▸ **Source data**:

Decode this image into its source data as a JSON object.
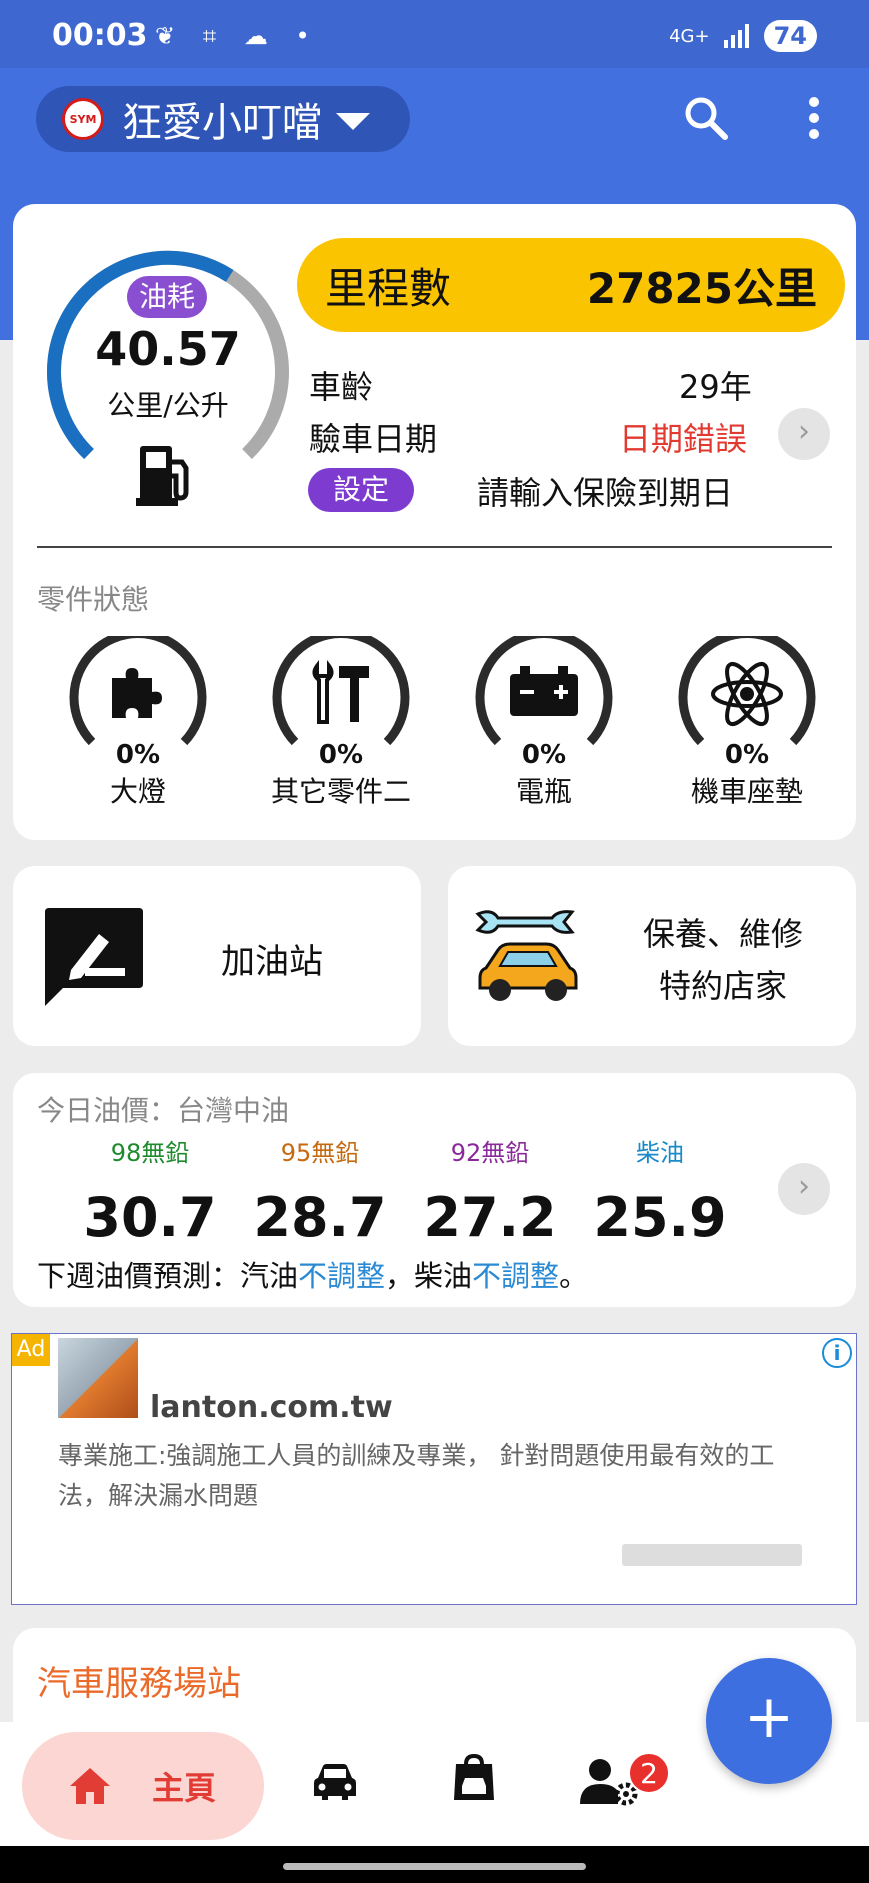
{
  "status_bar": {
    "time": "00:03",
    "network": "4G+",
    "battery": "74"
  },
  "header": {
    "vehicle_name": "狂愛小叮噹",
    "logo_text": "SYM"
  },
  "overview": {
    "fuel_badge": "油耗",
    "fuel_value": "40.57",
    "fuel_unit": "公里/公升",
    "fuel_gauge_level": 0.62,
    "mileage_label": "里程數",
    "mileage_value": "27825公里",
    "age_label": "車齡",
    "age_value": "29年",
    "inspection_label": "驗車日期",
    "inspection_value": "日期錯誤",
    "set_button": "設定",
    "insurance_prompt": "請輸入保險到期日",
    "parts_title": "零件狀態",
    "parts": [
      {
        "percent": "0%",
        "name": "大燈",
        "icon": "puzzle-icon"
      },
      {
        "percent": "0%",
        "name": "其它零件二",
        "icon": "tools-icon"
      },
      {
        "percent": "0%",
        "name": "電瓶",
        "icon": "battery-icon"
      },
      {
        "percent": "0%",
        "name": "機車座墊",
        "icon": "atom-icon"
      }
    ]
  },
  "shortcuts": {
    "gas_station": "加油站",
    "maintenance_line1": "保養、維修",
    "maintenance_line2": "特約店家"
  },
  "fuel_price": {
    "title": "今日油價：台灣中油",
    "items": [
      {
        "name": "98無鉛",
        "value": "30.7",
        "color": "#1f8a2d"
      },
      {
        "name": "95無鉛",
        "value": "28.7",
        "color": "#c46a10"
      },
      {
        "name": "92無鉛",
        "value": "27.2",
        "color": "#8a2a9a"
      },
      {
        "name": "柴油",
        "value": "25.9",
        "color": "#1a8ac8"
      }
    ],
    "forecast_prefix": "下週油價預測：汽油",
    "forecast_gas": "不調整",
    "forecast_mid": "，柴油",
    "forecast_diesel": "不調整",
    "forecast_suffix": "。"
  },
  "ad": {
    "tag": "Ad",
    "domain": "lanton.com.tw",
    "text": "專業施工:強調施工人員的訓練及專業， 針對問題使用最有效的工法，解決漏水問題"
  },
  "service": {
    "title": "汽車服務場站"
  },
  "bottom_nav": {
    "home_label": "主頁",
    "notification_count": "2"
  },
  "fab": {
    "label": "+"
  }
}
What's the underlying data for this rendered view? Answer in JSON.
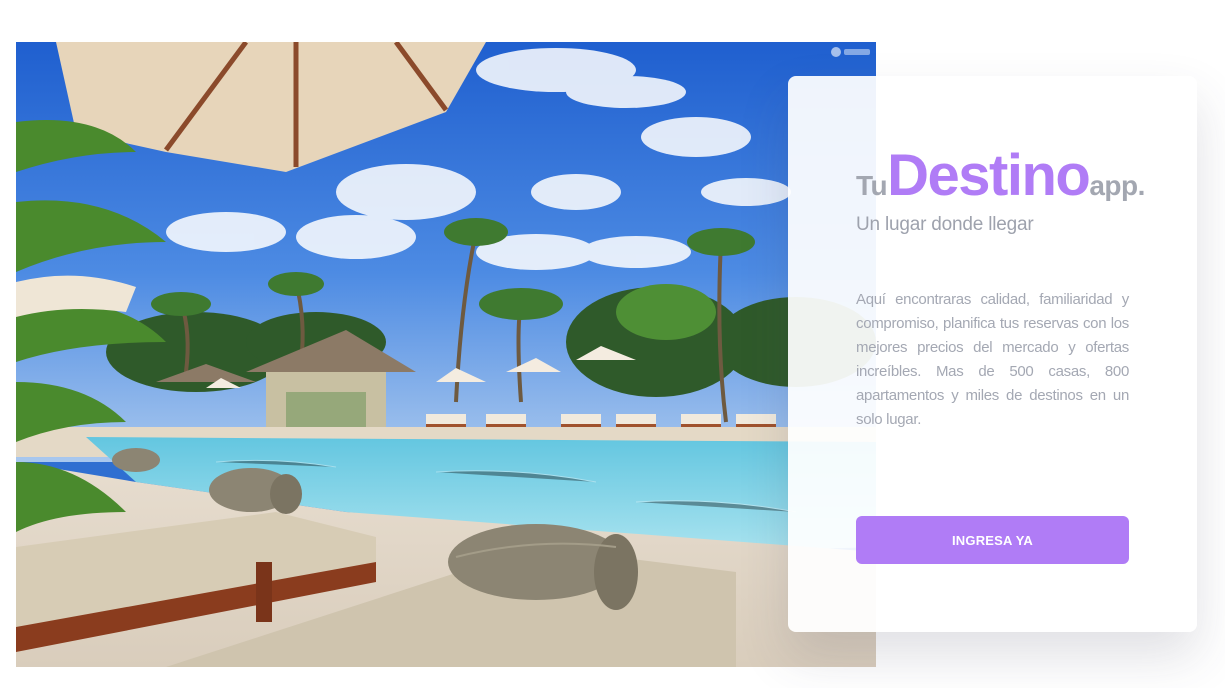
{
  "brand": {
    "prefix": "Tu",
    "name": "Destino",
    "suffix": "app."
  },
  "tagline": "Un lugar donde llegar",
  "description": "Aquí encontraras calidad, familiaridad y compromiso, planifica tus reservas con los mejores precios del mercado y ofertas increíbles. Mas de 500 casas, 800 apartamentos y miles de destinos en un solo lugar.",
  "cta": {
    "label": "INGRESA YA"
  },
  "hero": {
    "image": "resort-pool-photo"
  },
  "colors": {
    "accent": "#b07cf6",
    "muted_text": "#a3a7b1",
    "background": "#ffffff"
  }
}
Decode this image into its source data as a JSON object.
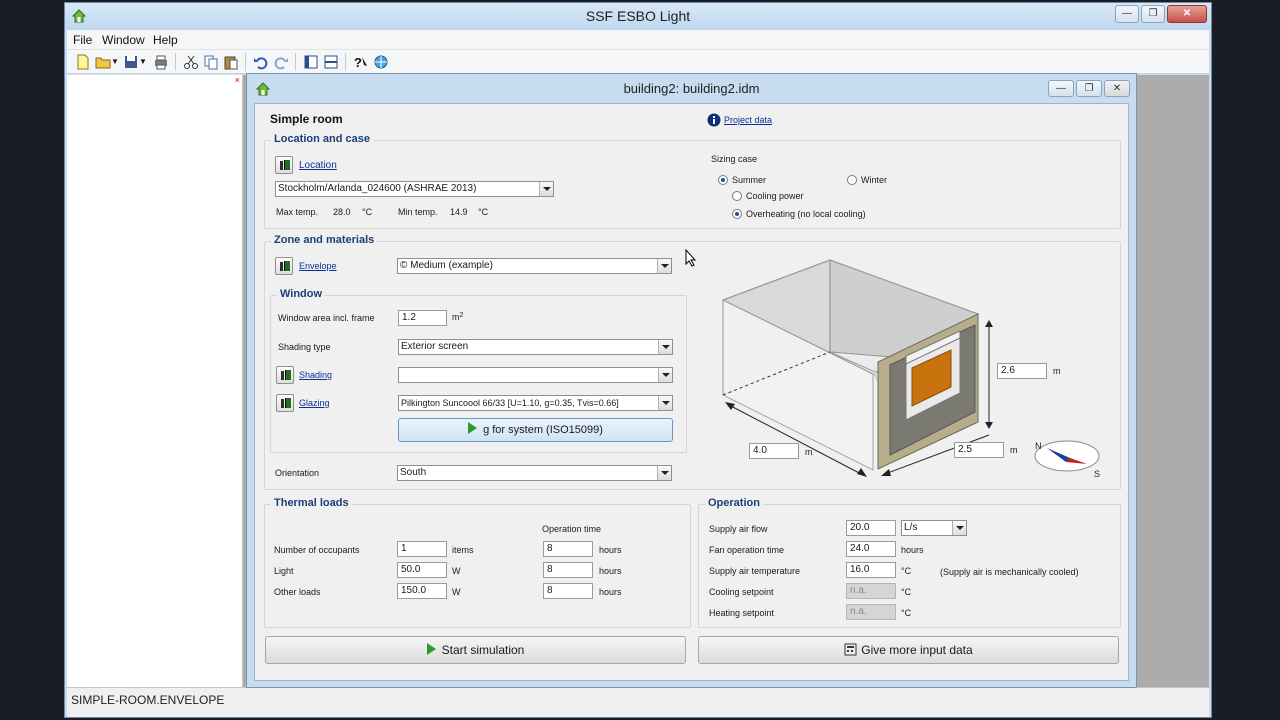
{
  "app": {
    "title": "SSF ESBO Light",
    "menu": [
      "File",
      "Window",
      "Help"
    ],
    "toolbar_icons": [
      "new-file-icon",
      "open-folder-icon",
      "save-icon",
      "print-icon",
      "cut-icon",
      "copy-icon",
      "paste-icon",
      "undo-icon",
      "redo-icon",
      "tile-vertical-icon",
      "tile-horizontal-icon",
      "help-icon",
      "globe-icon"
    ],
    "status": "SIMPLE-ROOM.ENVELOPE"
  },
  "document": {
    "title": "building2: building2.idm",
    "page_title": "Simple room",
    "project_data_link": "Project data"
  },
  "location_case": {
    "group_title": "Location and case",
    "location_link": "Location",
    "location_value": "Stockholm/Arlanda_024600 (ASHRAE 2013)",
    "max_temp_label": "Max temp.",
    "max_temp_value": "28.0",
    "max_temp_unit": "°C",
    "min_temp_label": "Min temp.",
    "min_temp_value": "14.9",
    "min_temp_unit": "°C",
    "sizing_case_label": "Sizing case",
    "summer": "Summer",
    "winter": "Winter",
    "cooling_power": "Cooling power",
    "overheating": "Overheating (no local cooling)"
  },
  "zone": {
    "group_title": "Zone and materials",
    "envelope_link": "Envelope",
    "envelope_value": "© Medium (example)",
    "window_group_title": "Window",
    "window_area_label": "Window area incl. frame",
    "window_area_value": "1.2",
    "window_area_unit": "m",
    "window_area_sup": "2",
    "shading_type_label": "Shading type",
    "shading_type_value": "Exterior screen",
    "shading_link": "Shading",
    "shading_value": "",
    "glazing_link": "Glazing",
    "glazing_value": "Pilkington Suncoool 66/33 [U=1.10, g=0.35, Tvis=0.66]",
    "g_button": "g for system (ISO15099)",
    "orientation_label": "Orientation",
    "orientation_value": "South",
    "height_value": "2.6",
    "length_value": "4.0",
    "width_value": "2.5",
    "dim_unit": "m",
    "compass_n": "N",
    "compass_s": "S"
  },
  "thermal": {
    "group_title": "Thermal loads",
    "operation_time_header": "Operation time",
    "rows": [
      {
        "label": "Number of occupants",
        "value": "1",
        "unit": "items",
        "time": "8",
        "time_unit": "hours"
      },
      {
        "label": "Light",
        "value": "50.0",
        "unit": "W",
        "time": "8",
        "time_unit": "hours"
      },
      {
        "label": "Other loads",
        "value": "150.0",
        "unit": "W",
        "time": "8",
        "time_unit": "hours"
      }
    ]
  },
  "operation": {
    "group_title": "Operation",
    "supply_flow_label": "Supply air flow",
    "supply_flow_value": "20.0",
    "supply_flow_unit": "L/s",
    "fan_time_label": "Fan operation time",
    "fan_time_value": "24.0",
    "fan_time_unit": "hours",
    "supply_temp_label": "Supply air temperature",
    "supply_temp_value": "16.0",
    "supply_temp_unit": "°C",
    "supply_note": "(Supply air is mechanically cooled)",
    "cooling_setpoint_label": "Cooling setpoint",
    "cooling_setpoint_value": "n.a.",
    "cooling_setpoint_unit": "°C",
    "heating_setpoint_label": "Heating setpoint",
    "heating_setpoint_value": "n.a.",
    "heating_setpoint_unit": "°C"
  },
  "actions": {
    "start": "Start simulation",
    "more": "Give more input data"
  }
}
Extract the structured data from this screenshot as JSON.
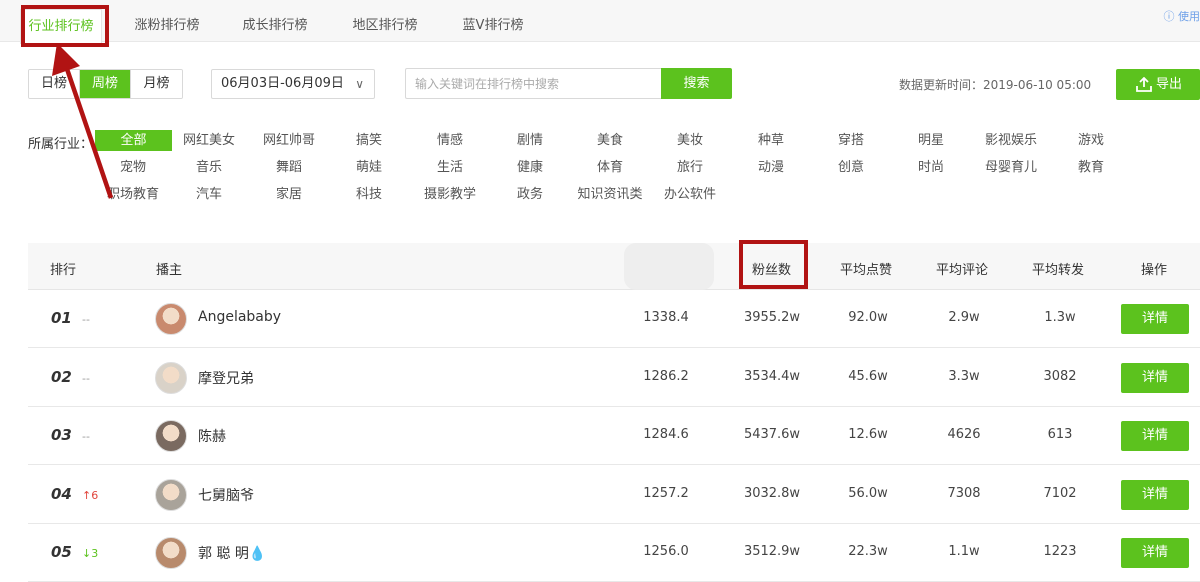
{
  "tabs": [
    "行业排行榜",
    "涨粉排行榜",
    "成长排行榜",
    "地区排行榜",
    "蓝V排行榜"
  ],
  "help_label": "使用",
  "period": [
    "日榜",
    "周榜",
    "月榜"
  ],
  "date_range": "06月03日-06月09日",
  "search": {
    "placeholder": "输入关键词在排行榜中搜索",
    "button": "搜索"
  },
  "update_time": "数据更新时间：2019-06-10 05:00",
  "export_label": "导出",
  "industry_label": "所属行业：",
  "industries": [
    "全部",
    "网红美女",
    "网红帅哥",
    "搞笑",
    "情感",
    "剧情",
    "美食",
    "美妆",
    "种草",
    "穿搭",
    "明星",
    "影视娱乐",
    "游戏",
    "宠物",
    "音乐",
    "舞蹈",
    "萌娃",
    "生活",
    "健康",
    "体育",
    "旅行",
    "动漫",
    "创意",
    "时尚",
    "母婴育儿",
    "教育",
    "职场教育",
    "汽车",
    "家居",
    "科技",
    "摄影教学",
    "政务",
    "知识资讯类",
    "办公软件"
  ],
  "table": {
    "headers": [
      "排行",
      "播主",
      "粉丝数",
      "平均点赞",
      "平均评论",
      "平均转发",
      "操作"
    ],
    "rows": [
      {
        "rank": "01",
        "trend": "--",
        "name": "Angelababy",
        "score": "1338.4",
        "fans": "3955.2w",
        "likes": "92.0w",
        "comments": "2.9w",
        "shares": "1.3w",
        "action": "详情"
      },
      {
        "rank": "02",
        "trend": "--",
        "name": "摩登兄弟",
        "score": "1286.2",
        "fans": "3534.4w",
        "likes": "45.6w",
        "comments": "3.3w",
        "shares": "3082",
        "action": "详情"
      },
      {
        "rank": "03",
        "trend": "--",
        "name": "陈赫",
        "score": "1284.6",
        "fans": "5437.6w",
        "likes": "12.6w",
        "comments": "4626",
        "shares": "613",
        "action": "详情"
      },
      {
        "rank": "04",
        "trend": "↑6",
        "name": "七舅脑爷",
        "score": "1257.2",
        "fans": "3032.8w",
        "likes": "56.0w",
        "comments": "7308",
        "shares": "7102",
        "action": "详情"
      },
      {
        "rank": "05",
        "trend": "↓3",
        "name": "郭 聪 明💧",
        "score": "1256.0",
        "fans": "3512.9w",
        "likes": "22.3w",
        "comments": "1.1w",
        "shares": "1223",
        "action": "详情"
      }
    ]
  },
  "colors": {
    "accent": "#5cc21e",
    "annotation": "#b11313",
    "up": "#e0453c",
    "down": "#5cc21e"
  }
}
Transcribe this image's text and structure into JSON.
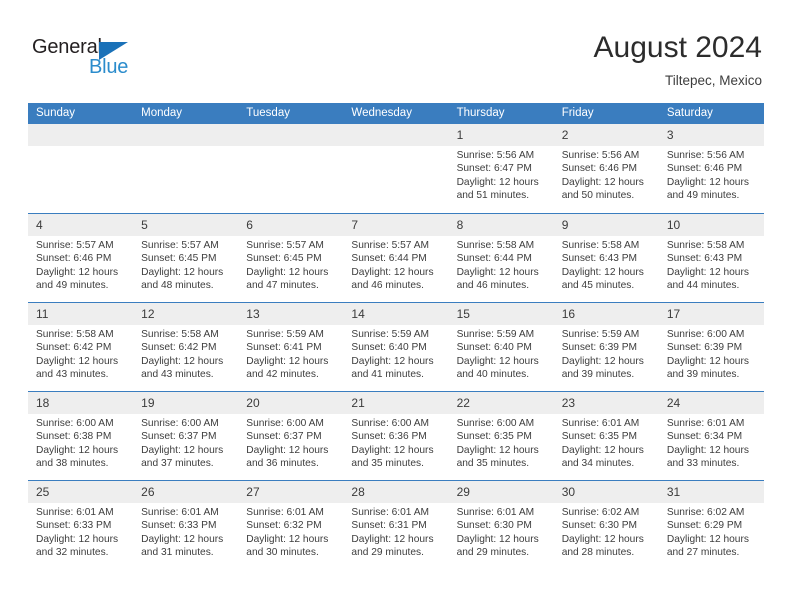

▸ **To be done**: Copy every line of the listing that contains the word "JSON".

▸ **Answer to this problem**:
Decode this image into its source data as a JSON object.
What's the underlying data for this rendered view? Answer in JSON.
Decode this image into its source data as a JSON object.
Extract the structured data from this screenshot as JSON.
Transcribe this image's text and structure into JSON.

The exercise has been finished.